* _Your goal_: Produce an exact transcription of the listing below, omitting the pictures.

┄┄┄┄┄┄┄┄┄┄┄┄┄┄┄┄┄┄┄┄

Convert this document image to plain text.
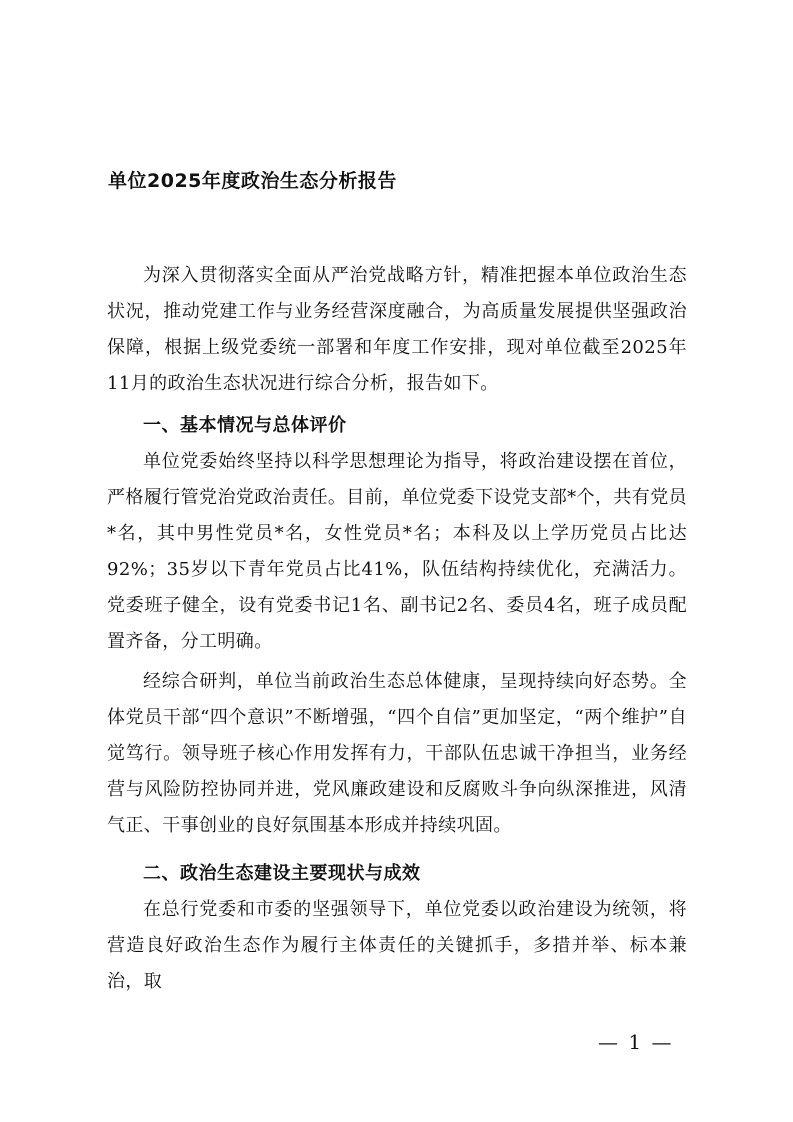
单位2025年度政治生态分析报告

为深入贯彻落实全面从严治党战略方针，精准把握本单位政治生态状况，推动党建工作与业务经营深度融合，为高质量发展提供坚强政治保障，根据上级党委统一部署和年度工作安排，现对单位截至2025年11月的政治生态状况进行综合分析，报告如下。

一、基本情况与总体评价

单位党委始终坚持以科学思想理论为指导，将政治建设摆在首位，严格履行管党治党政治责任。目前，单位党委下设党支部*个，共有党员*名，其中男性党员*名，女性党员*名；本科及以上学历党员占比达92%；35岁以下青年党员占比41%，队伍结构持续优化，充满活力。党委班子健全，设有党委书记1名、副书记2名、委员4名，班子成员配置齐备，分工明确。

经综合研判，单位当前政治生态总体健康，呈现持续向好态势。全体党员干部“四个意识”不断增强，“四个自信”更加坚定，“两个维护”自觉笃行。领导班子核心作用发挥有力，干部队伍忠诚干净担当，业务经营与风险防控协同并进，党风廉政建设和反腐败斗争向纵深推进，风清气正、干事创业的良好氛围基本形成并持续巩固。

二、政治生态建设主要现状与成效

在总行党委和市委的坚强领导下，单位党委以政治建设为统领，将营造良好政治生态作为履行主体责任的关键抓手，多措并举、标本兼治，取

— 1 —
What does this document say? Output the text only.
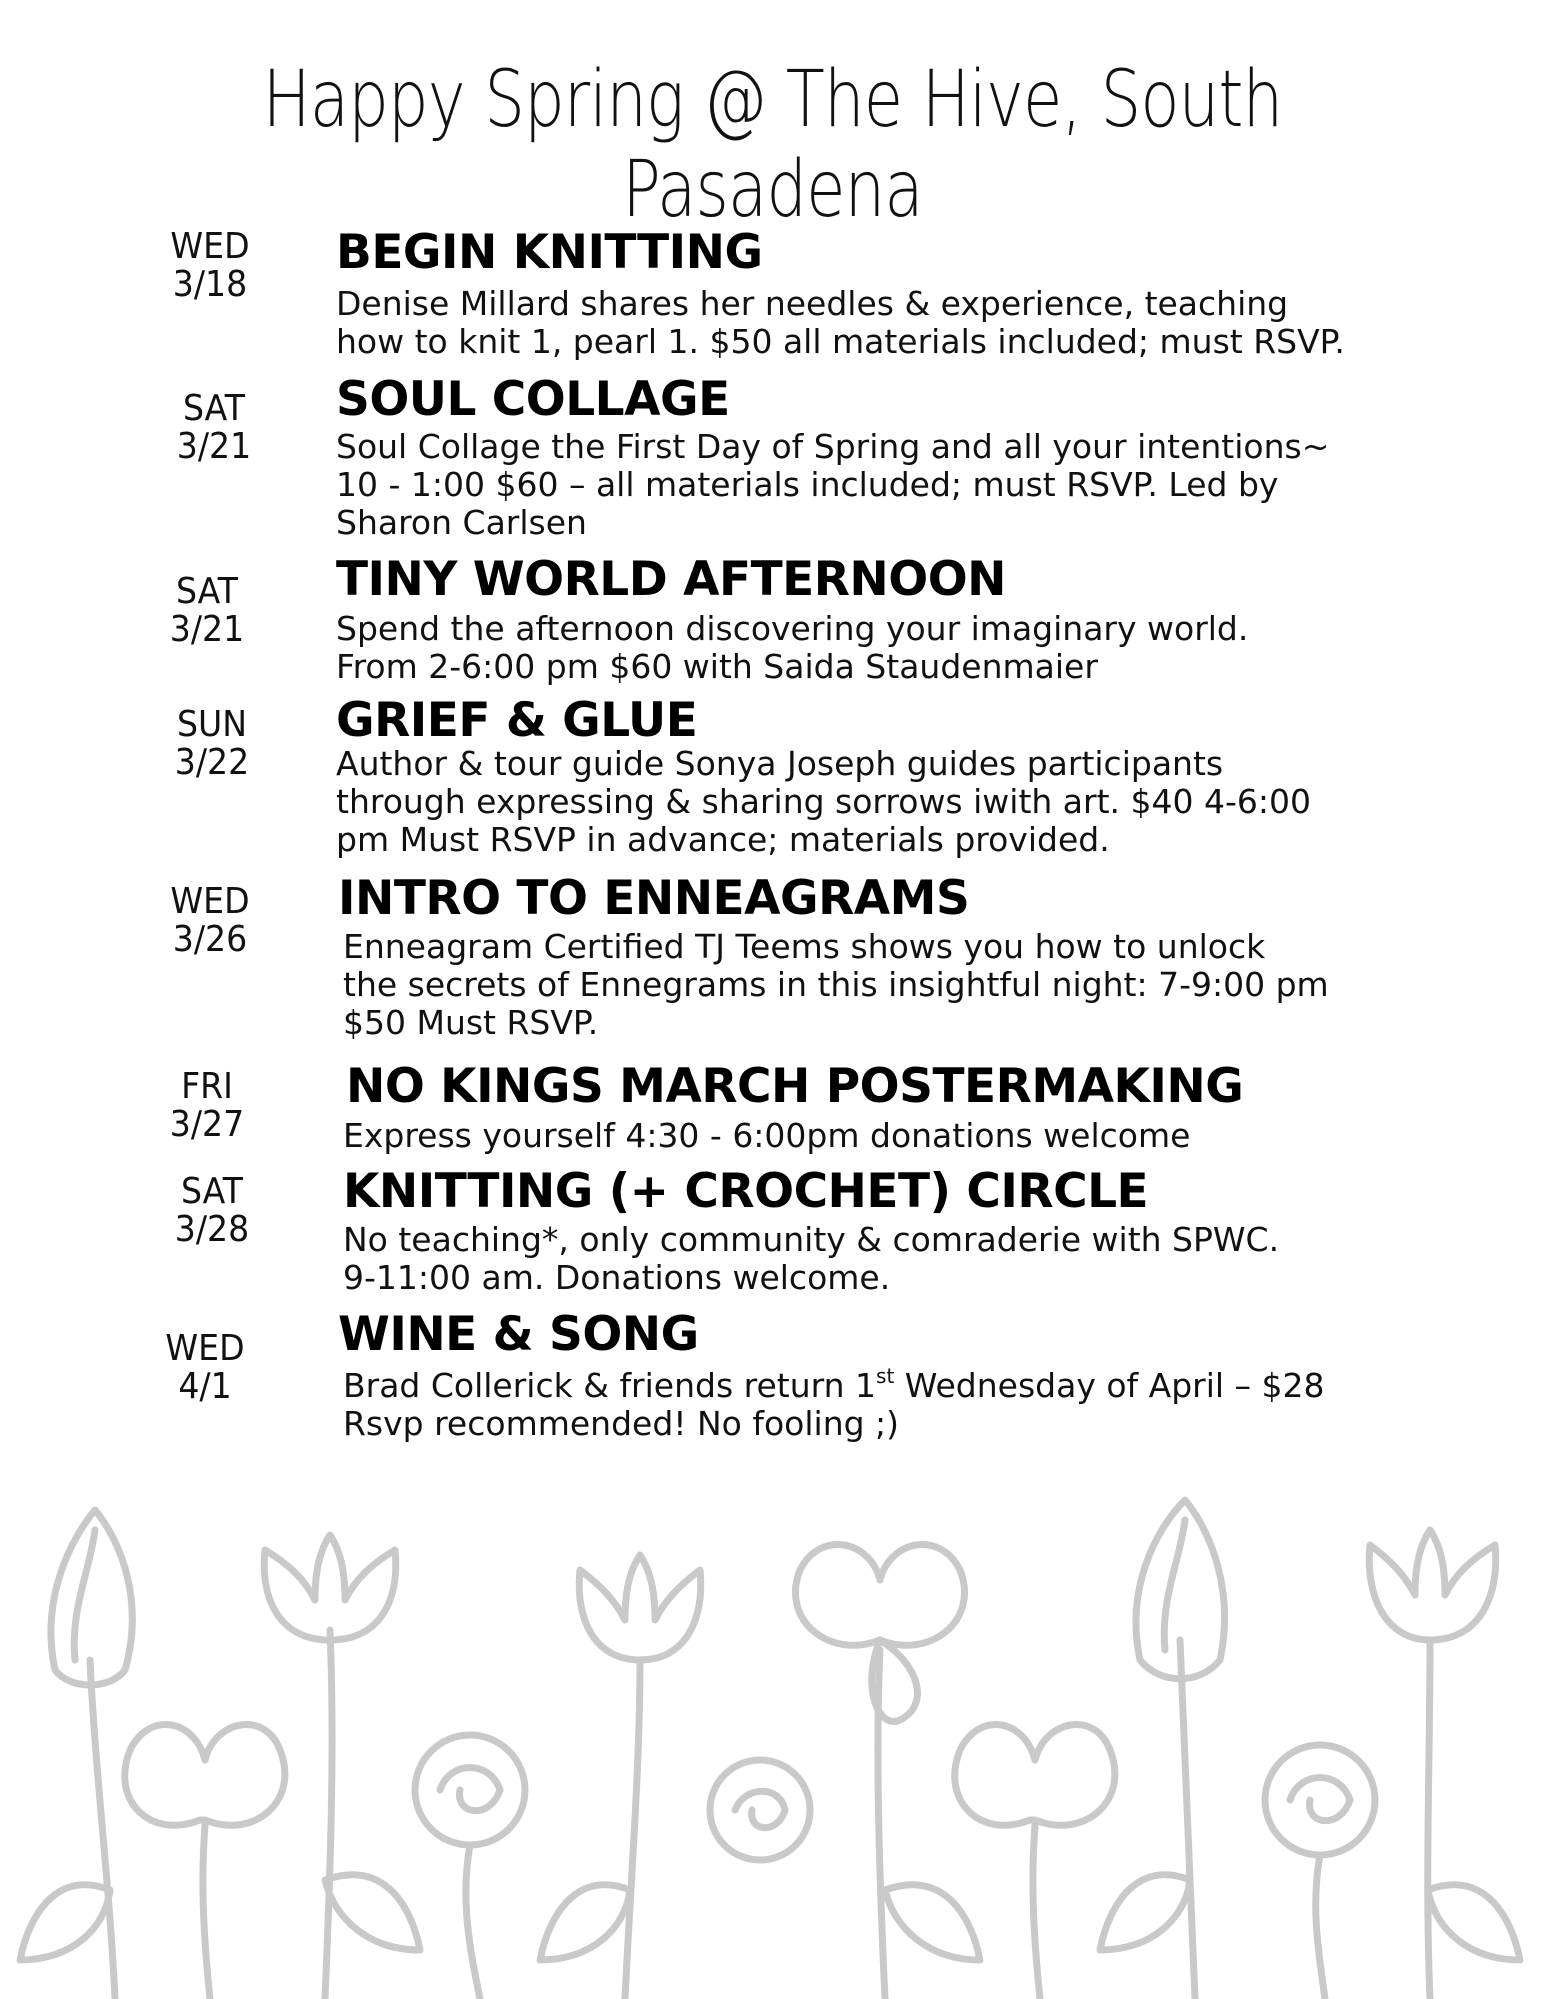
Happy Spring @ The Hive, South Pasadena
WED
3/18
BEGIN KNITTING
Denise Millard shares her needles & experience, teaching
how to knit 1, pearl 1. $50 all materials included; must RSVP.
SAT
3/21
SOUL COLLAGE
Soul Collage the First Day of Spring and all your intentions~
10 - 1:00 $60 – all materials included; must RSVP. Led by
Sharon Carlsen
SAT
3/21
TINY WORLD AFTERNOON
Spend the afternoon discovering your imaginary world.
From 2-6:00 pm $60 with Saida Staudenmaier
SUN
3/22
GRIEF & GLUE
Author & tour guide Sonya Joseph guides participants
through expressing & sharing sorrows iwith art. $40 4-6:00
pm Must RSVP in advance; materials provided.
WED
3/26
INTRO TO ENNEAGRAMS
Enneagram Certified TJ Teems shows you how to unlock
the secrets of Ennegrams in this insightful night: 7-9:00 pm
$50 Must RSVP.
FRI
3/27
NO KINGS MARCH POSTERMAKING
Express yourself 4:30 - 6:00pm donations welcome
SAT
3/28
KNITTING (+ CROCHET) CIRCLE
No teaching*, only community & comraderie with SPWC.
9-11:00 am. Donations welcome.
WED
4/1
WINE & SONG
Brad Collerick & friends return 1st Wednesday of April – $28
Rsvp recommended! No fooling ;)
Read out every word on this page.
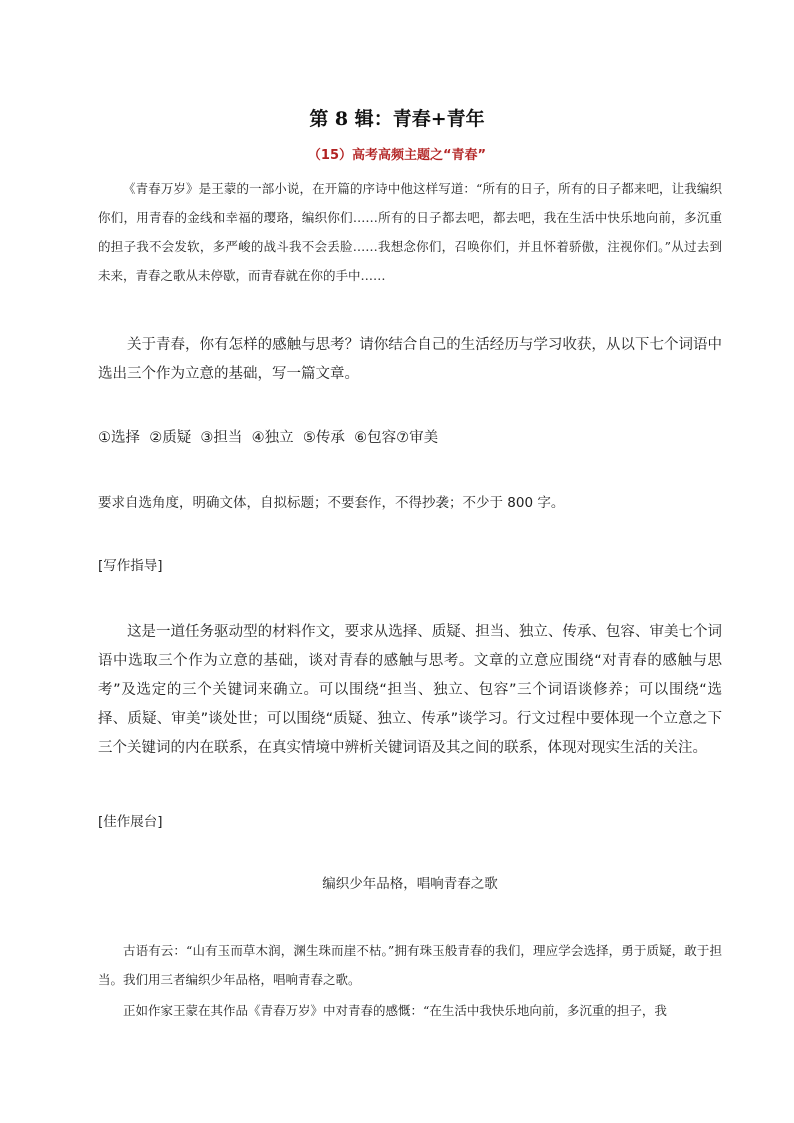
第 8 辑：青春+青年
（15）高考高频主题之“青春”
《青春万岁》是王蒙的一部小说，在开篇的序诗中他这样写道：“所有的日子，所有的日子都来吧，让我编织你们，用青春的金线和幸福的璎珞，编织你们……所有的日子都去吧，都去吧，我在生活中快乐地向前，多沉重的担子我不会发软，多严峻的战斗我不会丢脸……我想念你们，召唤你们，并且怀着骄傲，注视你们。”从过去到未来，青春之歌从未停歇，而青春就在你的手中……
关于青春，你有怎样的感触与思考？请你结合自己的生活经历与学习收获，从以下七个词语中选出三个作为立意的基础，写一篇文章。
①选择  ②质疑  ③担当  ④独立  ⑤传承  ⑥包容⑦审美
要求自选角度，明确文体，自拟标题；不要套作，不得抄袭；不少于 800 字。
[写作指导]
这是一道任务驱动型的材料作文，要求从选择、质疑、担当、独立、传承、包容、审美七个词语中选取三个作为立意的基础，谈对青春的感触与思考。文章的立意应围绕“对青春的感触与思考”及选定的三个关键词来确立。可以围绕“担当、独立、包容”三个词语谈修养；可以围绕“选择、质疑、审美”谈处世；可以围绕“质疑、独立、传承”谈学习。行文过程中要体现一个立意之下三个关键词的内在联系，在真实情境中辨析关键词语及其之间的联系，体现对现实生活的关注。
[佳作展台]
编织少年品格，唱响青春之歌
古语有云：“山有玉而草木润，渊生珠而崖不枯。”拥有珠玉般青春的我们，理应学会选择，勇于质疑，敢于担当。我们用三者编织少年品格，唱响青春之歌。
正如作家王蒙在其作品《青春万岁》中对青春的感慨：“在生活中我快乐地向前，多沉重的担子，我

┄┄┄┄┄┄┄┄┄┄┄┄┄┄┄┄┄┄┄┄

* _Written reply_:
Convert this document image to plain text.
单位2025年度政治生态分析报告

为深入贯彻落实全面从严治党战略方针，精准把握本单位政治生态状况，推动党建工作与业务经营深度融合，为高质量发展提供坚强政治保障，根据上级党委统一部署和年度工作安排，现对单位截至2025年11月的政治生态状况进行综合分析，报告如下。

一、基本情况与总体评价

单位党委始终坚持以科学思想理论为指导，将政治建设摆在首位，严格履行管党治党政治责任。目前，单位党委下设党支部*个，共有党员*名，其中男性党员*名，女性党员*名；本科及以上学历党员占比达92%；35岁以下青年党员占比41%，队伍结构持续优化，充满活力。党委班子健全，设有党委书记1名、副书记2名、委员4名，班子成员配置齐备，分工明确。

经综合研判，单位当前政治生态总体健康，呈现持续向好态势。全体党员干部“四个意识”不断增强，“四个自信”更加坚定，“两个维护”自觉笃行。领导班子核心作用发挥有力，干部队伍忠诚干净担当，业务经营与风险防控协同并进，党风廉政建设和反腐败斗争向纵深推进，风清气正、干事创业的良好氛围基本形成并持续巩固。

二、政治生态建设主要现状与成效

在总行党委和市委的坚强领导下，单位党委以政治建设为统领，将营造良好政治生态作为履行主体责任的关键抓手，多措并举、标本兼治，取

— 1 —
What does this document say? Output the text only.
Happy Spring @ The Hive, South Pasadena
WED
3/18
BEGIN KNITTING
Denise Millard shares her needles & experience, teaching
how to knit 1, pearl 1. $50 all materials included; must RSVP.
SAT
3/21
SOUL COLLAGE
Soul Collage the First Day of Spring and all your intentions~
10 - 1:00 $60 – all materials included; must RSVP. Led by
Sharon Carlsen
SAT
3/21
TINY WORLD AFTERNOON
Spend the afternoon discovering your imaginary world.
From 2-6:00 pm $60 with Saida Staudenmaier
SUN
3/22
GRIEF & GLUE
Author & tour guide Sonya Joseph guides participants
through expressing & sharing sorrows iwith art. $40 4-6:00
pm Must RSVP in advance; materials provided.
WED
3/26
INTRO TO ENNEAGRAMS
Enneagram Certified TJ Teems shows you how to unlock
the secrets of Ennegrams in this insightful night: 7-9:00 pm
$50 Must RSVP.
FRI
3/27
NO KINGS MARCH POSTERMAKING
Express yourself 4:30 - 6:00pm donations welcome
SAT
3/28
KNITTING (+ CROCHET) CIRCLE
No teaching*, only community & comraderie with SPWC.
9-11:00 am. Donations welcome.
WED
4/1
WINE & SONG
Brad Collerick & friends return 1st Wednesday of April – $28
Rsvp recommended! No fooling ;)
Read out every word on this page.
第 8 辑：青春+青年
（15）高考高频主题之“青春”
《青春万岁》是王蒙的一部小说，在开篇的序诗中他这样写道：“所有的日子，所有的日子都来吧，让我编织你们，用青春的金线和幸福的璎珞，编织你们……所有的日子都去吧，都去吧，我在生活中快乐地向前，多沉重的担子我不会发软，多严峻的战斗我不会丢脸……我想念你们，召唤你们，并且怀着骄傲，注视你们。”从过去到未来，青春之歌从未停歇，而青春就在你的手中……
关于青春，你有怎样的感触与思考？请你结合自己的生活经历与学习收获，从以下七个词语中选出三个作为立意的基础，写一篇文章。
①选择  ②质疑  ③担当  ④独立  ⑤传承  ⑥包容⑦审美
要求自选角度，明确文体，自拟标题；不要套作，不得抄袭；不少于 800 字。
[写作指导]
这是一道任务驱动型的材料作文，要求从选择、质疑、担当、独立、传承、包容、审美七个词语中选取三个作为立意的基础，谈对青春的感触与思考。文章的立意应围绕“对青春的感触与思考”及选定的三个关键词来确立。可以围绕“担当、独立、包容”三个词语谈修养；可以围绕“选择、质疑、审美”谈处世；可以围绕“质疑、独立、传承”谈学习。行文过程中要体现一个立意之下三个关键词的内在联系，在真实情境中辨析关键词语及其之间的联系，体现对现实生活的关注。
[佳作展台]
编织少年品格，唱响青春之歌
古语有云：“山有玉而草木润，渊生珠而崖不枯。”拥有珠玉般青春的我们，理应学会选择，勇于质疑，敢于担当。我们用三者编织少年品格，唱响青春之歌。
正如作家王蒙在其作品《青春万岁》中对青春的感慨：“在生活中我快乐地向前，多沉重的担子，我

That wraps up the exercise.